Collected data entries:
>>>

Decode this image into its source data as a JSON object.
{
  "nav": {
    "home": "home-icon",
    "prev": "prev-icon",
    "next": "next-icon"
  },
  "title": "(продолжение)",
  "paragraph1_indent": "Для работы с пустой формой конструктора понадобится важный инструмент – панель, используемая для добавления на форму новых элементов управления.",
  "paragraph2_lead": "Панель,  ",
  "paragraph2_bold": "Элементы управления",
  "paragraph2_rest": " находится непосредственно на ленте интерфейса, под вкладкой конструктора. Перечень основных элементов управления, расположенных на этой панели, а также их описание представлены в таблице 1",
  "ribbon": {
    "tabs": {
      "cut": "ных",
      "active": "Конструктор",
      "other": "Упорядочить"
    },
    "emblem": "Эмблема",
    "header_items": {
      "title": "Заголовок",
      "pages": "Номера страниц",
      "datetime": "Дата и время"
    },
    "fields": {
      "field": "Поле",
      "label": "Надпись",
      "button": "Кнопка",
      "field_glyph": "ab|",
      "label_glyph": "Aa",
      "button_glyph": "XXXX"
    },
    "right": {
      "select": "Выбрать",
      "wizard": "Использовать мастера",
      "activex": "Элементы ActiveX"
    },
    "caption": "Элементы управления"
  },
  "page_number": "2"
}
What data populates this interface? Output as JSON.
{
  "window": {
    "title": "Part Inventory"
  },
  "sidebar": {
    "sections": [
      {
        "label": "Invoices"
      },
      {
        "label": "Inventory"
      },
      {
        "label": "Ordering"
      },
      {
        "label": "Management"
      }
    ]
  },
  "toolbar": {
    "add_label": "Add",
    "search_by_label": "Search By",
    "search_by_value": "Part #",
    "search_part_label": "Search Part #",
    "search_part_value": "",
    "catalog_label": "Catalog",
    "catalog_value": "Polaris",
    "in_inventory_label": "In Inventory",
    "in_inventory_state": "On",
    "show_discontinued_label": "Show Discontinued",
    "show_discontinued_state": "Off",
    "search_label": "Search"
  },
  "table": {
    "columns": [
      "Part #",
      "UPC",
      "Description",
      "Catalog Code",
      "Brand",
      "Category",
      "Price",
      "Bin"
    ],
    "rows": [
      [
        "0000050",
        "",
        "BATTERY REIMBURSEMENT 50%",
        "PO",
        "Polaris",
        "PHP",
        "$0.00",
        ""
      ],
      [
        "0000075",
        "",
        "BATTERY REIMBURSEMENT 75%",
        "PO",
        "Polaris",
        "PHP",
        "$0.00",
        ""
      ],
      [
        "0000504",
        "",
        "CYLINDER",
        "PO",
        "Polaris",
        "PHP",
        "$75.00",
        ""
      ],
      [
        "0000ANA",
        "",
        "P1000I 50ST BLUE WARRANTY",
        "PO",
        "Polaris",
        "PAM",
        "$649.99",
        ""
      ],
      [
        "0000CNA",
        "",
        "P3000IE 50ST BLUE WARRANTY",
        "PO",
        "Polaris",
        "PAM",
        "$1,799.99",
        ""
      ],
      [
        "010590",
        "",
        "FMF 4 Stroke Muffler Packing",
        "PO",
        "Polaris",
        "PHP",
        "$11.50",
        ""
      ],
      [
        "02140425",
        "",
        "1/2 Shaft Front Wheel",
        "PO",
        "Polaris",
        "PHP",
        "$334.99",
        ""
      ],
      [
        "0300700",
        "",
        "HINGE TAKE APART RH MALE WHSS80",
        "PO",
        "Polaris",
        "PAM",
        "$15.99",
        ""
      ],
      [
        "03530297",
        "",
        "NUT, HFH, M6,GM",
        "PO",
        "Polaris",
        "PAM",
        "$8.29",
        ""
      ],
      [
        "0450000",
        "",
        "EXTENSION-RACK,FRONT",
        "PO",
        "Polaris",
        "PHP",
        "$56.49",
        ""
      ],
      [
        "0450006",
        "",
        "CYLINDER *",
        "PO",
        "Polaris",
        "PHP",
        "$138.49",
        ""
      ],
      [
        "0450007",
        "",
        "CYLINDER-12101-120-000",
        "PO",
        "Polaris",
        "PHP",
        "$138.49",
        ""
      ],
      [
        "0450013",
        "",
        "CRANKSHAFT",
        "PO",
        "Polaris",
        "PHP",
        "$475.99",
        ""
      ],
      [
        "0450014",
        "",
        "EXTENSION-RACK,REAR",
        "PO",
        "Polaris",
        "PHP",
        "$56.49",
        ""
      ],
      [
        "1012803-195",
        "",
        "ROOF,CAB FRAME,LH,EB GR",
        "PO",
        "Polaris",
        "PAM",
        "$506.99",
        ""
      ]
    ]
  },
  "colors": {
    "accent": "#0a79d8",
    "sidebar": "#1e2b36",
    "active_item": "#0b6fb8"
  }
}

<<<

Extract every entry above as it appears.

ANSWER TO THE TASK:
Decode this image into its source data as a JSON object.
{
  "nav": {
    "home": "home-icon",
    "prev": "prev-icon",
    "next": "next-icon"
  },
  "title": "(продолжение)",
  "paragraph1_indent": "Для работы с пустой формой конструктора понадобится важный инструмент – панель, используемая для добавления на форму новых элементов управления.",
  "paragraph2_lead": "Панель,  ",
  "paragraph2_bold": "Элементы управления",
  "paragraph2_rest": " находится непосредственно на ленте интерфейса, под вкладкой конструктора. Перечень основных элементов управления, расположенных на этой панели, а также их описание представлены в таблице 1",
  "ribbon": {
    "tabs": {
      "cut": "ных",
      "active": "Конструктор",
      "other": "Упорядочить"
    },
    "emblem": "Эмблема",
    "header_items": {
      "title": "Заголовок",
      "pages": "Номера страниц",
      "datetime": "Дата и время"
    },
    "fields": {
      "field": "Поле",
      "label": "Надпись",
      "button": "Кнопка",
      "field_glyph": "ab|",
      "label_glyph": "Aa",
      "button_glyph": "XXXX"
    },
    "right": {
      "select": "Выбрать",
      "wizard": "Использовать мастера",
      "activex": "Элементы ActiveX"
    },
    "caption": "Элементы управления"
  },
  "page_number": "2"
}
What data populates this interface? Output as JSON.
{
  "window": {
    "title": "Part Inventory"
  },
  "sidebar": {
    "sections": [
      {
        "label": "Invoices"
      },
      {
        "label": "Inventory"
      },
      {
        "label": "Ordering"
      },
      {
        "label": "Management"
      }
    ]
  },
  "toolbar": {
    "add_label": "Add",
    "search_by_label": "Search By",
    "search_by_value": "Part #",
    "search_part_label": "Search Part #",
    "search_part_value": "",
    "catalog_label": "Catalog",
    "catalog_value": "Polaris",
    "in_inventory_label": "In Inventory",
    "in_inventory_state": "On",
    "show_discontinued_label": "Show Discontinued",
    "show_discontinued_state": "Off",
    "search_label": "Search"
  },
  "table": {
    "columns": [
      "Part #",
      "UPC",
      "Description",
      "Catalog Code",
      "Brand",
      "Category",
      "Price",
      "Bin"
    ],
    "rows": [
      [
        "0000050",
        "",
        "BATTERY REIMBURSEMENT 50%",
        "PO",
        "Polaris",
        "PHP",
        "$0.00",
        ""
      ],
      [
        "0000075",
        "",
        "BATTERY REIMBURSEMENT 75%",
        "PO",
        "Polaris",
        "PHP",
        "$0.00",
        ""
      ],
      [
        "0000504",
        "",
        "CYLINDER",
        "PO",
        "Polaris",
        "PHP",
        "$75.00",
        ""
      ],
      [
        "0000ANA",
        "",
        "P1000I 50ST BLUE WARRANTY",
        "PO",
        "Polaris",
        "PAM",
        "$649.99",
        ""
      ],
      [
        "0000CNA",
        "",
        "P3000IE 50ST BLUE WARRANTY",
        "PO",
        "Polaris",
        "PAM",
        "$1,799.99",
        ""
      ],
      [
        "010590",
        "",
        "FMF 4 Stroke Muffler Packing",
        "PO",
        "Polaris",
        "PHP",
        "$11.50",
        ""
      ],
      [
        "02140425",
        "",
        "1/2 Shaft Front Wheel",
        "PO",
        "Polaris",
        "PHP",
        "$334.99",
        ""
      ],
      [
        "0300700",
        "",
        "HINGE TAKE APART RH MALE WHSS80",
        "PO",
        "Polaris",
        "PAM",
        "$15.99",
        ""
      ],
      [
        "03530297",
        "",
        "NUT, HFH, M6,GM",
        "PO",
        "Polaris",
        "PAM",
        "$8.29",
        ""
      ],
      [
        "0450000",
        "",
        "EXTENSION-RACK,FRONT",
        "PO",
        "Polaris",
        "PHP",
        "$56.49",
        ""
      ],
      [
        "0450006",
        "",
        "CYLINDER *",
        "PO",
        "Polaris",
        "PHP",
        "$138.49",
        ""
      ],
      [
        "0450007",
        "",
        "CYLINDER-12101-120-000",
        "PO",
        "Polaris",
        "PHP",
        "$138.49",
        ""
      ],
      [
        "0450013",
        "",
        "CRANKSHAFT",
        "PO",
        "Polaris",
        "PHP",
        "$475.99",
        ""
      ],
      [
        "0450014",
        "",
        "EXTENSION-RACK,REAR",
        "PO",
        "Polaris",
        "PHP",
        "$56.49",
        ""
      ],
      [
        "1012803-195",
        "",
        "ROOF,CAB FRAME,LH,EB GR",
        "PO",
        "Polaris",
        "PAM",
        "$506.99",
        ""
      ]
    ]
  },
  "colors": {
    "accent": "#0a79d8",
    "sidebar": "#1e2b36",
    "active_item": "#0b6fb8"
  }
}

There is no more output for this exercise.